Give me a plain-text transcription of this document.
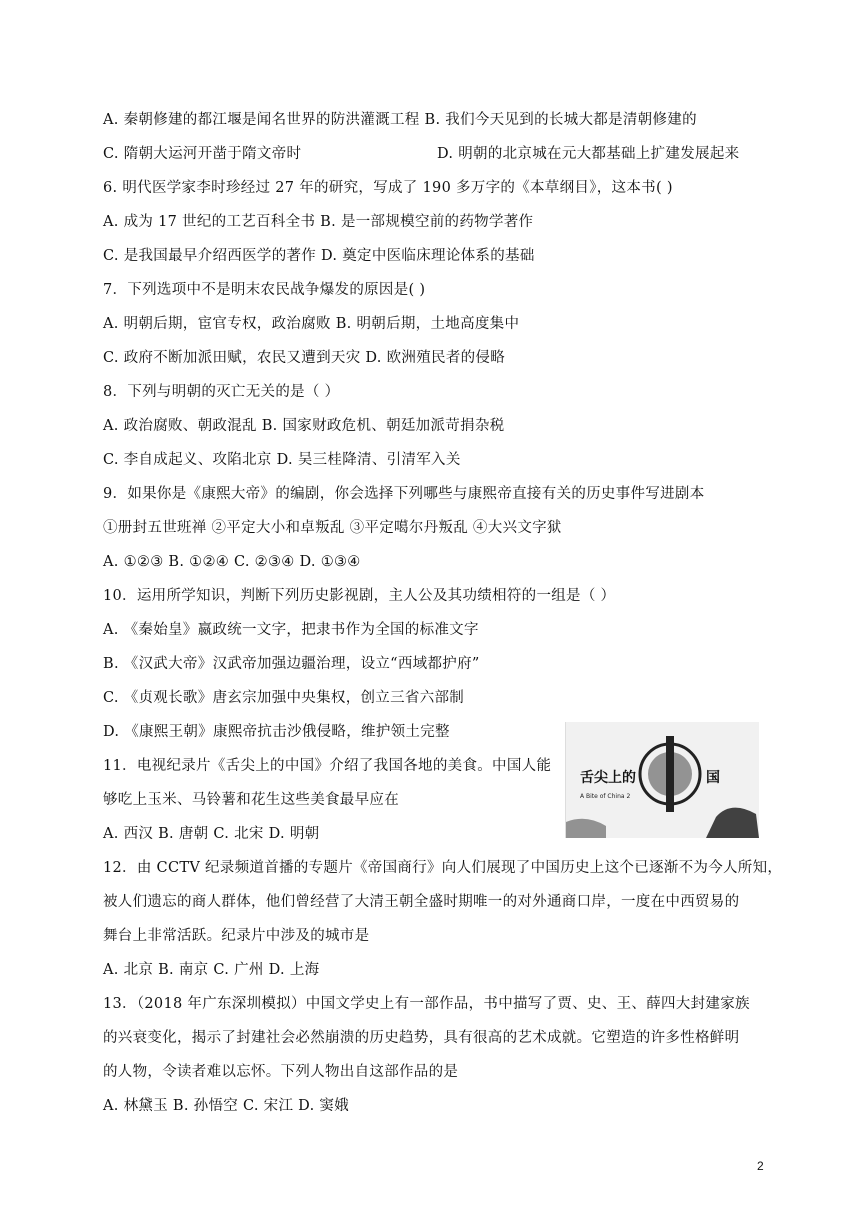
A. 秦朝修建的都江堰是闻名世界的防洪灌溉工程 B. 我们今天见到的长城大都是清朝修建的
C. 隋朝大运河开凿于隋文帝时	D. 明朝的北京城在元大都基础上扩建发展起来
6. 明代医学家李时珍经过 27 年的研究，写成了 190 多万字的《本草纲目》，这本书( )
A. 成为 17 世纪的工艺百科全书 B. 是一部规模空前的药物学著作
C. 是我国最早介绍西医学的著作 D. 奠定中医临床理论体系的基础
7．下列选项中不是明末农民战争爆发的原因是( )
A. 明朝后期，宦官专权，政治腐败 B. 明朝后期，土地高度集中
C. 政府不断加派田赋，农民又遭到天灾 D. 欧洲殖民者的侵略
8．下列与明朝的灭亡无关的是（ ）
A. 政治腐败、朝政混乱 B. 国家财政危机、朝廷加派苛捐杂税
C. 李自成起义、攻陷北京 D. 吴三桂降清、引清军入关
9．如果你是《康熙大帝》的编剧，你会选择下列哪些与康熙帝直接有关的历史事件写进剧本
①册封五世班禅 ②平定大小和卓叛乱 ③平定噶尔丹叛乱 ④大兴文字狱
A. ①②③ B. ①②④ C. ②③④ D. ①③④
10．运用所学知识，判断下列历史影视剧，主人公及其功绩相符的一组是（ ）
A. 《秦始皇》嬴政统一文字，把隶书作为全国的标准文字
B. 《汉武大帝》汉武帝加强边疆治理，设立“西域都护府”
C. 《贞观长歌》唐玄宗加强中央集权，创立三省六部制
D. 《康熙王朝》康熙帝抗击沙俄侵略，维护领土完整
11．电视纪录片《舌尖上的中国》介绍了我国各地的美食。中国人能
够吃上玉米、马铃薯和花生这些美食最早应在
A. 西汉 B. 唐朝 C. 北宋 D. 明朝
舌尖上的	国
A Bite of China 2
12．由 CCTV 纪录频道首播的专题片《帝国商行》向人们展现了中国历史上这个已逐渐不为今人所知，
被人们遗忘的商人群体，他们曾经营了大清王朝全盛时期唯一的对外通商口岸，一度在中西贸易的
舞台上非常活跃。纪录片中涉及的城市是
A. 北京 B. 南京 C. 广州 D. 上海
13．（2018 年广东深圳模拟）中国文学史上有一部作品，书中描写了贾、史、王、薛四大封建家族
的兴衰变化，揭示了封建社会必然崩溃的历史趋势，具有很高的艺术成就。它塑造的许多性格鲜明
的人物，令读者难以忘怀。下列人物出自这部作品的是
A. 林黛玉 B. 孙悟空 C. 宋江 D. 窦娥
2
┄┄┄┄┄┄┄┄┄┄┄┄┄┄┄┄┄┄┄┄
**Directions:** Take the entries shown above and quote them verbatim, passing over the pictures.

**Completed exercise:**
Give me a plain-text transcription of this document.
A. 秦朝修建的都江堰是闻名世界的防洪灌溉工程 B. 我们今天见到的长城大都是清朝修建的
C. 隋朝大运河开凿于隋文帝时	D. 明朝的北京城在元大都基础上扩建发展起来
6. 明代医学家李时珍经过 27 年的研究，写成了 190 多万字的《本草纲目》，这本书( )
A. 成为 17 世纪的工艺百科全书 B. 是一部规模空前的药物学著作
C. 是我国最早介绍西医学的著作 D. 奠定中医临床理论体系的基础
7．下列选项中不是明末农民战争爆发的原因是( )
A. 明朝后期，宦官专权，政治腐败 B. 明朝后期，土地高度集中
C. 政府不断加派田赋，农民又遭到天灾 D. 欧洲殖民者的侵略
8．下列与明朝的灭亡无关的是（ ）
A. 政治腐败、朝政混乱 B. 国家财政危机、朝廷加派苛捐杂税
C. 李自成起义、攻陷北京 D. 吴三桂降清、引清军入关
9．如果你是《康熙大帝》的编剧，你会选择下列哪些与康熙帝直接有关的历史事件写进剧本
①册封五世班禅 ②平定大小和卓叛乱 ③平定噶尔丹叛乱 ④大兴文字狱
A. ①②③ B. ①②④ C. ②③④ D. ①③④
10．运用所学知识，判断下列历史影视剧，主人公及其功绩相符的一组是（ ）
A. 《秦始皇》嬴政统一文字，把隶书作为全国的标准文字
B. 《汉武大帝》汉武帝加强边疆治理，设立“西域都护府”
C. 《贞观长歌》唐玄宗加强中央集权，创立三省六部制
D. 《康熙王朝》康熙帝抗击沙俄侵略，维护领土完整
11．电视纪录片《舌尖上的中国》介绍了我国各地的美食。中国人能
够吃上玉米、马铃薯和花生这些美食最早应在
A. 西汉 B. 唐朝 C. 北宋 D. 明朝
舌尖上的	国
A Bite of China 2
12．由 CCTV 纪录频道首播的专题片《帝国商行》向人们展现了中国历史上这个已逐渐不为今人所知，
被人们遗忘的商人群体，他们曾经营了大清王朝全盛时期唯一的对外通商口岸，一度在中西贸易的
舞台上非常活跃。纪录片中涉及的城市是
A. 北京 B. 南京 C. 广州 D. 上海
13．（2018 年广东深圳模拟）中国文学史上有一部作品，书中描写了贾、史、王、薛四大封建家族
的兴衰变化，揭示了封建社会必然崩溃的历史趋势，具有很高的艺术成就。它塑造的许多性格鲜明
的人物，令读者难以忘怀。下列人物出自这部作品的是
A. 林黛玉 B. 孙悟空 C. 宋江 D. 窦娥
2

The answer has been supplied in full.